Problem requirements :: Reproduce each line that includes the word "icon".

Records shown ::
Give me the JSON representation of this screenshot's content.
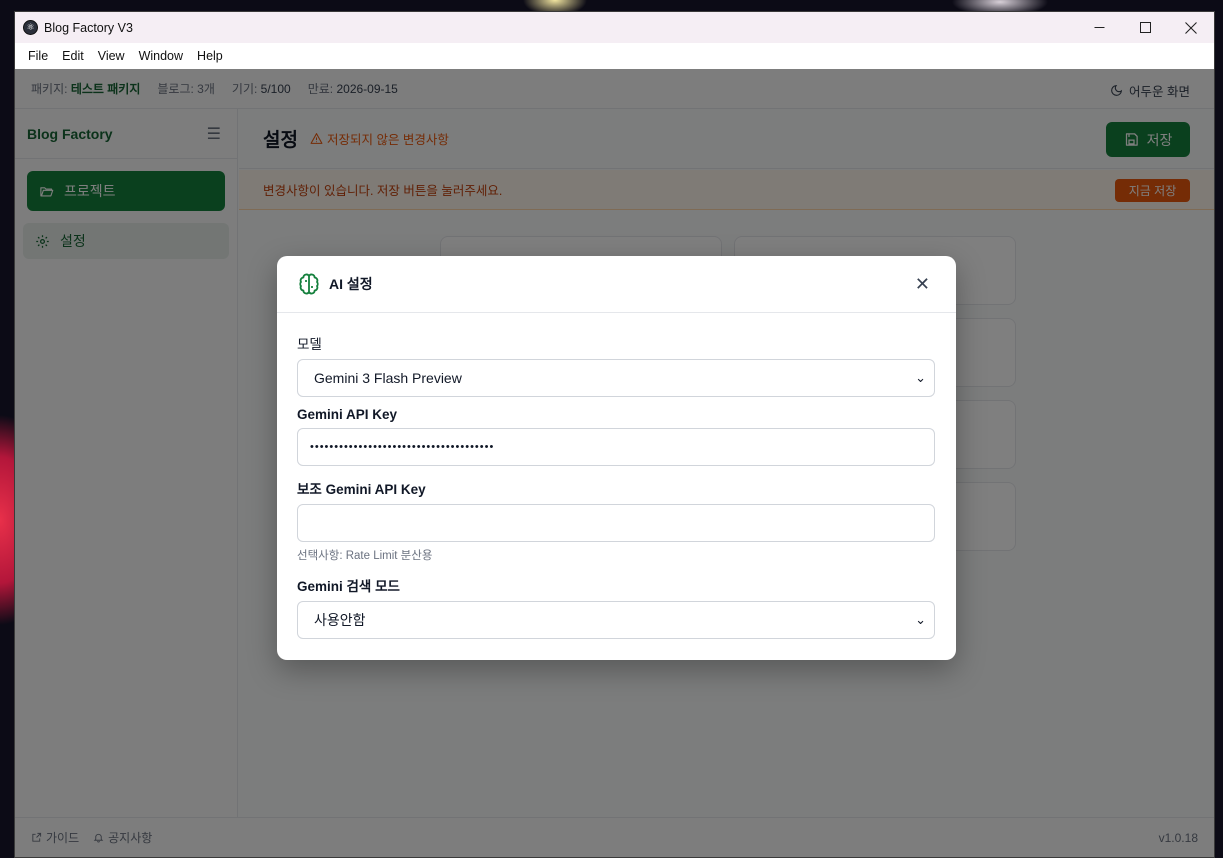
{
  "window": {
    "title": "Blog Factory V3"
  },
  "menu": [
    "File",
    "Edit",
    "View",
    "Window",
    "Help"
  ],
  "infobar": {
    "package_label": "패키지:",
    "package_value": "테스트 패키지",
    "blog": "블로그: 3개",
    "device_label": "기기:",
    "device_value": "5/100",
    "expiry_label": "만료:",
    "expiry_value": "2026-09-15",
    "dark_mode": "어두운 화면"
  },
  "sidebar": {
    "brand": "Blog Factory",
    "items": [
      {
        "label": "프로젝트",
        "icon": "folder-open-icon"
      },
      {
        "label": "설정",
        "icon": "gear-icon"
      }
    ]
  },
  "main": {
    "title": "설정",
    "unsaved_warning": "저장되지 않은 변경사항",
    "save_button": "저장",
    "notice_text": "변경사항이 있습니다. 저장 버튼을 눌러주세요.",
    "notice_button": "지금 저장"
  },
  "footer": {
    "guide": "가이드",
    "notice": "공지사항",
    "version": "v1.0.18"
  },
  "modal": {
    "title": "AI 설정",
    "model_label": "모델",
    "model_value": "Gemini 3 Flash Preview",
    "api_key_label": "Gemini API Key",
    "api_key_value": "••••••••••••••••••••••••••••••••••••••",
    "secondary_key_label": "보조 Gemini API Key",
    "secondary_key_value": "",
    "secondary_key_hint": "선택사항: Rate Limit 분산용",
    "search_mode_label": "Gemini 검색 모드",
    "search_mode_value": "사용안함"
  },
  "colors": {
    "accent": "#15803d",
    "warning": "#ea580c"
  }
}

Full answer ::
        "icon": "folder-open-icon"
        "icon": "gear-icon"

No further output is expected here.